**SHORT TASK**:
Identify every line in the records below that contains the word "Price", and reproduce each one.
[start]
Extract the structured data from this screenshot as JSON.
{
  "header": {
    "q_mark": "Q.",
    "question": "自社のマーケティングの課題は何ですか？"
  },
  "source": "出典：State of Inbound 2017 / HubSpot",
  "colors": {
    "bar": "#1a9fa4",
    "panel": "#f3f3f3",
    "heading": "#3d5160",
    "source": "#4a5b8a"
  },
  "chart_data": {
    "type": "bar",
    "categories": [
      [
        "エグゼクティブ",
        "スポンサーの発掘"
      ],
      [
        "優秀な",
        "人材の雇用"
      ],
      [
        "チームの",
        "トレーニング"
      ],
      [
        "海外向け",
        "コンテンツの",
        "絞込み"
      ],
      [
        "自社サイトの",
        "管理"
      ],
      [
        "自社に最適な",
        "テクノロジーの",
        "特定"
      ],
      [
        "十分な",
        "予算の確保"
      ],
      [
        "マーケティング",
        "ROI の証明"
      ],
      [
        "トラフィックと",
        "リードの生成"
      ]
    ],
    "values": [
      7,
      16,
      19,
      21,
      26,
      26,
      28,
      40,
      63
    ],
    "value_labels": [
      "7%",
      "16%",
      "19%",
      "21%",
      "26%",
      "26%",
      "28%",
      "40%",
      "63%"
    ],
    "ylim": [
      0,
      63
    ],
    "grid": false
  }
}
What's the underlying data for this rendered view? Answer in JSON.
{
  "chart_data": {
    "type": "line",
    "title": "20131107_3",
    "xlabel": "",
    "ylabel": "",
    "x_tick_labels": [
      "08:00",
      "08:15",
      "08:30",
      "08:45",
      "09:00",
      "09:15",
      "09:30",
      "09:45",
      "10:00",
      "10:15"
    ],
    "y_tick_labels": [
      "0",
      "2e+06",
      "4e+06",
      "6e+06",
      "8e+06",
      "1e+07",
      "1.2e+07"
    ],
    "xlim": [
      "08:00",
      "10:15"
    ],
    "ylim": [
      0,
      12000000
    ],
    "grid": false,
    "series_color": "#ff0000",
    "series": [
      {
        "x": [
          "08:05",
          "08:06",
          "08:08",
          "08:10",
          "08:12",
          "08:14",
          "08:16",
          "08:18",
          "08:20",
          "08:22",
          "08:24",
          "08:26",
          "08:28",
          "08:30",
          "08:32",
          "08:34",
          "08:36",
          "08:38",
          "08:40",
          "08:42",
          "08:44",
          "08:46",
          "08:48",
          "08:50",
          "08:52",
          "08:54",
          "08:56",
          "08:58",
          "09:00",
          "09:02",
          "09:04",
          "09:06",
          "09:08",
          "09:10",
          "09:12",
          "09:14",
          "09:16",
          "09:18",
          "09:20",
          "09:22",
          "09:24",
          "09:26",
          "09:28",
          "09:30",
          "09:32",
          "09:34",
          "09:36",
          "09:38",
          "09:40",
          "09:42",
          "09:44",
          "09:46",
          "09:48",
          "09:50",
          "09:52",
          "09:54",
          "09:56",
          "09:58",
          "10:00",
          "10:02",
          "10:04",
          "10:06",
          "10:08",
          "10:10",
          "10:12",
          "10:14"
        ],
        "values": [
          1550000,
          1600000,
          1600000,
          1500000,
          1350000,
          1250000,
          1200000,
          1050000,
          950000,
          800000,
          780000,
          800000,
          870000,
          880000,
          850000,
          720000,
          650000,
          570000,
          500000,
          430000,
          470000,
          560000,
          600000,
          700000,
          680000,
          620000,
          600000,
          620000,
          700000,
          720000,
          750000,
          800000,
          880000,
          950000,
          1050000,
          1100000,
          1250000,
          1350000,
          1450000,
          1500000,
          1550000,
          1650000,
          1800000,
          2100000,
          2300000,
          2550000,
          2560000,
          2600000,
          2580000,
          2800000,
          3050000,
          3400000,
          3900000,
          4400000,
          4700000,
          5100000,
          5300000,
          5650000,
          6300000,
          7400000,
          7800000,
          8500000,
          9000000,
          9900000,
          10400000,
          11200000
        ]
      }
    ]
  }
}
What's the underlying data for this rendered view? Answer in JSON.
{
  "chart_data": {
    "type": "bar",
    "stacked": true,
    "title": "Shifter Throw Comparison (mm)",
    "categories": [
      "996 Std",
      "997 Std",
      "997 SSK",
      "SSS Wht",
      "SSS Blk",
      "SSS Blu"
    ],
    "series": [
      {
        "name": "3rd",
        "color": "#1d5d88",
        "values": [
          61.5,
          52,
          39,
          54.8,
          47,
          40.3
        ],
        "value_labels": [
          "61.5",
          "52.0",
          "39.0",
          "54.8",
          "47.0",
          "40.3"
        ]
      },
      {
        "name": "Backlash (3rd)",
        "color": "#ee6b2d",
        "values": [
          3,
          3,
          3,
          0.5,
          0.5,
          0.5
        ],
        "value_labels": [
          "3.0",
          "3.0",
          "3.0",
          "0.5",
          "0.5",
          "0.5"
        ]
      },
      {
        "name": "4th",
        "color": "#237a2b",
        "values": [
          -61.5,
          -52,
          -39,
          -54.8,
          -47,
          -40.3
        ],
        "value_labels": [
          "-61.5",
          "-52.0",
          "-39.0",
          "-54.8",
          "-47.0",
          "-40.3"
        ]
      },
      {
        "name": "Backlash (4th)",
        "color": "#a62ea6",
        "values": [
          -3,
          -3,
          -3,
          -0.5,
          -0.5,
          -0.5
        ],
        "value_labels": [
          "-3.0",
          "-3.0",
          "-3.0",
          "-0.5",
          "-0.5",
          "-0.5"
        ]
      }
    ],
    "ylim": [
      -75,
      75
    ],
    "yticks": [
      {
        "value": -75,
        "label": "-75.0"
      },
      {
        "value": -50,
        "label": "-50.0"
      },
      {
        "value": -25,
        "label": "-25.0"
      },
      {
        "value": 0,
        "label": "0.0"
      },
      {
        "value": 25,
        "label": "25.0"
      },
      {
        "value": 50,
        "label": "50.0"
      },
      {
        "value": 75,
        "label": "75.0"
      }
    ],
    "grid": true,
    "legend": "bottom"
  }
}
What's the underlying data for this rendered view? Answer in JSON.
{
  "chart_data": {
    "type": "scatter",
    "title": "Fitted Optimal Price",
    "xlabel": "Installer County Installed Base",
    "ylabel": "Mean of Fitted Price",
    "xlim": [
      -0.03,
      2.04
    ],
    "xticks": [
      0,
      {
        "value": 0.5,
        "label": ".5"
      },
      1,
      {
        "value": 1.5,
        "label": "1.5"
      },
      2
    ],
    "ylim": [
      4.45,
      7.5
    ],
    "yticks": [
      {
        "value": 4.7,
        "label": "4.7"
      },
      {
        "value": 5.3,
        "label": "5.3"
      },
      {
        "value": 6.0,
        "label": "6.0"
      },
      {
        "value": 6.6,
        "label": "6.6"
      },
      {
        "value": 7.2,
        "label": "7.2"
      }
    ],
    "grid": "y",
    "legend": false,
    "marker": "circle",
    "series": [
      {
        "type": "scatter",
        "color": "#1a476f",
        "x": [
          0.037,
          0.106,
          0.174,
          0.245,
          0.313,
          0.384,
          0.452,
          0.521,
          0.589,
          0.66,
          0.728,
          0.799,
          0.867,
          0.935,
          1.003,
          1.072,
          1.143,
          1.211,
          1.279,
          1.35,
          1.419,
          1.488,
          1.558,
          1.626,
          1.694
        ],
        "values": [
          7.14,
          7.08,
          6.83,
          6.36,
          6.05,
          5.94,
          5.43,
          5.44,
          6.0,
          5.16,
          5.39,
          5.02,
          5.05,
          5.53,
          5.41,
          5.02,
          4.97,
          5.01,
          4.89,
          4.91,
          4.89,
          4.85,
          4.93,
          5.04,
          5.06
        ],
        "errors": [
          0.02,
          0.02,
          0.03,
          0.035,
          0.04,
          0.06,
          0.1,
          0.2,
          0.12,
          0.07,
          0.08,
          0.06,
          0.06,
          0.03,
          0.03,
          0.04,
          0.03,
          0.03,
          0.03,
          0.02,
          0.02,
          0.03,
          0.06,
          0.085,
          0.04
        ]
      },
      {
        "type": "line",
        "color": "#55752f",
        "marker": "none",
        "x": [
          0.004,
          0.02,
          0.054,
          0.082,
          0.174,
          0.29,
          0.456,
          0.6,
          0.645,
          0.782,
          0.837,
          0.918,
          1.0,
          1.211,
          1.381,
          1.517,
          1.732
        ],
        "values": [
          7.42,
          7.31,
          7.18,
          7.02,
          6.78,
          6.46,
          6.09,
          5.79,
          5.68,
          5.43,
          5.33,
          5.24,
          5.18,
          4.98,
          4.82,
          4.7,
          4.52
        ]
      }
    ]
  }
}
[end]
**ANSWER IN FULL**:
    "title": "Fitted Optimal Price",
    "ylabel": "Mean of Fitted Price",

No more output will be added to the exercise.